Exercise instructions:
1. From the programme specification below, please set down the stretch from "This programme aims" through "commercial engineering enterprises." word for word.
2. Name every kind of consideration affecting professional engineers that the programme specification below lists.
3. Translate this sentence from the programme specification below into Spanish: "The programme provides opportunities to develop and demonstrate knowledge, understanding and skills in the areas listed below."
# start of Text block
1.0    PROGRAMME AIMS

This programme aims to:
a)    Produce high quality graduate electronic engineers with the specialist academic
      knowledge and complementary professional and personal skills for a successful
      career in industry and commercial engineering enterprises.
b)    Provide the academic basis for initial registration with the Engineering Council as an
      Incorporated Engineer as defined by UK-SPEC.
c)    Provide knowledge and understanding of the essential facts, concepts, theories and
      principles of electronic engineering and the underpinning science and mathematics.
d)    Develop the intellectual skills to analyse and solve electronic engineering problems
      and formulate creative and innovative solutions and designs.
e)    Develop an appreciation of the wider multidisciplinary engineering context and the
      social, environmental, ethical, economic and commercial considerations affecting
      professional engineers.
f)   Develop the practical laboratory and workshop skills necessary to function as a
     professional electronic engineer in an industrial or commercial engineering
     environment.
g)   Provide a positive and enjoyable learning experience which lays the foundations for
     life long learning.
2.0    PROGRAMME LEARNING OUTCOMES

The programme provides opportunities to develop and demonstrate knowledge,
understanding and skills in the areas listed below.


2.1    KNOWLEDGE AND UNDERSTANDING

By the end of the programme you will be able to:
a)    Understand the scientific principles underpinning electrical and electronic
      engineering and the necessary supporting mathematics.
# end of Text block
# start of Information shown
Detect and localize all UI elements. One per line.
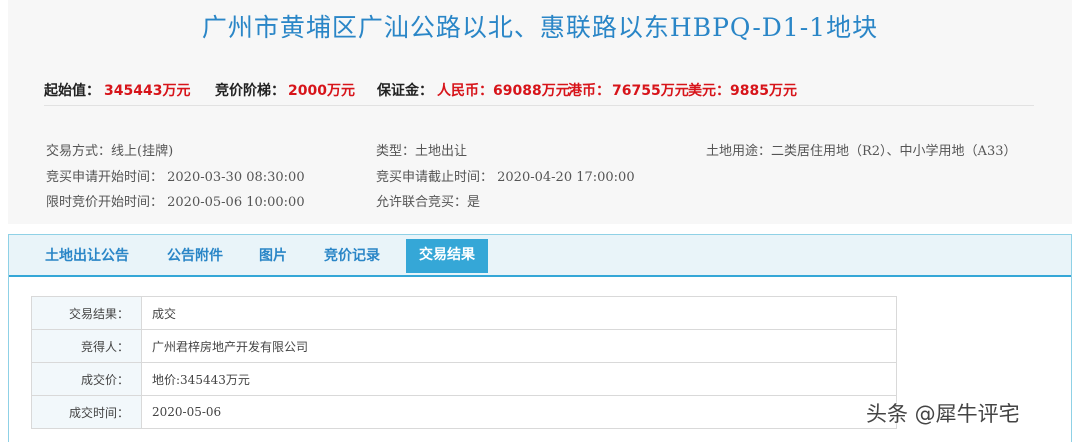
trade-result-table: 交易结果： 成交 竞得人： 广州君梓房地产开发有限公司 成交价： 地价:3454…: [31, 296, 897, 429]
watermark: 头条 @犀牛评宅: [866, 402, 1020, 426]
deposit-usd-value: 9885万元: [730, 83, 797, 99]
deposit-usd-label: 美元：: [688, 83, 730, 99]
land-type: 类型：土地出让: [376, 144, 468, 159]
deal-time-value: 2020-05-06: [141, 395, 897, 429]
tab-images[interactable]: 图片: [255, 243, 291, 277]
bid-step-label: 竞价阶梯：: [215, 83, 285, 99]
bid-step-value: 2000万元: [288, 83, 355, 99]
tab-land-notice[interactable]: 土地出让公告: [41, 243, 133, 277]
table-row: 成交价： 地价:345443万元: [31, 362, 897, 396]
winner-value: 广州君梓房地产开发有限公司: [141, 329, 897, 363]
start-price-label: 起始值：: [44, 83, 100, 99]
winner-key: 竞得人：: [31, 329, 142, 363]
tab-trade-result[interactable]: 交易结果: [406, 239, 488, 273]
tab-notice-attachments[interactable]: 公告附件: [163, 243, 227, 277]
land-use: 土地用途：二类居住用地（R2）、中小学用地（A33）: [706, 144, 1017, 159]
deposit-label: 保证金：: [377, 83, 433, 99]
table-row: 成交时间： 2020-05-06: [31, 395, 897, 429]
trade-mode: 交易方式：线上(挂牌): [46, 144, 174, 159]
tab-bid-records[interactable]: 竞价记录: [319, 243, 385, 277]
apply-start-time: 竞买申请开始时间： 2020-03-30 08:30:00: [46, 170, 305, 185]
deposit-rmb-label: 人民币：: [437, 83, 493, 99]
table-row: 交易结果： 成交: [31, 296, 897, 330]
page-title: 广州市黄埔区广汕公路以北、惠联路以东HBPQ-D1-1地块: [201, 13, 879, 42]
result-value: 成交: [141, 296, 897, 330]
result-key: 交易结果：: [31, 296, 142, 330]
bid-start-time: 限时竞价开始时间： 2020-05-06 10:00:00: [46, 195, 305, 210]
joint-bid: 允许联合竞买：是: [376, 195, 481, 210]
apply-end-time: 竞买申请截止时间： 2020-04-20 17:00:00: [376, 170, 635, 185]
table-row: 竞得人： 广州君梓房地产开发有限公司: [31, 329, 897, 363]
start-price-value: 345443万元: [104, 83, 191, 99]
deposit-hkd-value: 76755万元: [612, 83, 689, 99]
deal-time-key: 成交时间：: [31, 395, 142, 429]
deposit-hkd-label: 港币：: [568, 83, 610, 99]
deal-price-key: 成交价：: [31, 362, 142, 396]
deposit-rmb-value: 69088万元: [493, 83, 570, 99]
divider: [44, 105, 1034, 106]
deal-price-value: 地价:345443万元: [141, 362, 897, 396]
tab-bar: 土地出让公告 公告附件 图片 竞价记录 交易结果: [9, 235, 1071, 277]
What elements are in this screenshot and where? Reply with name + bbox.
# end of Information shown
Outputs for the tasks:
1.
This programme aims to:
a)    Produce high quality graduate electronic engineers with the specialist academic
      knowledge and complementary professional and personal skills for a successful
      career in industry and commercial engineering enterprises.

2. social, environmental, ethical, economic, commercial

3. El programa ofrece oportunidades para desarrollar y demostrar conocimientos, comprensión y habilidades en las áreas que se enumeran a continuación.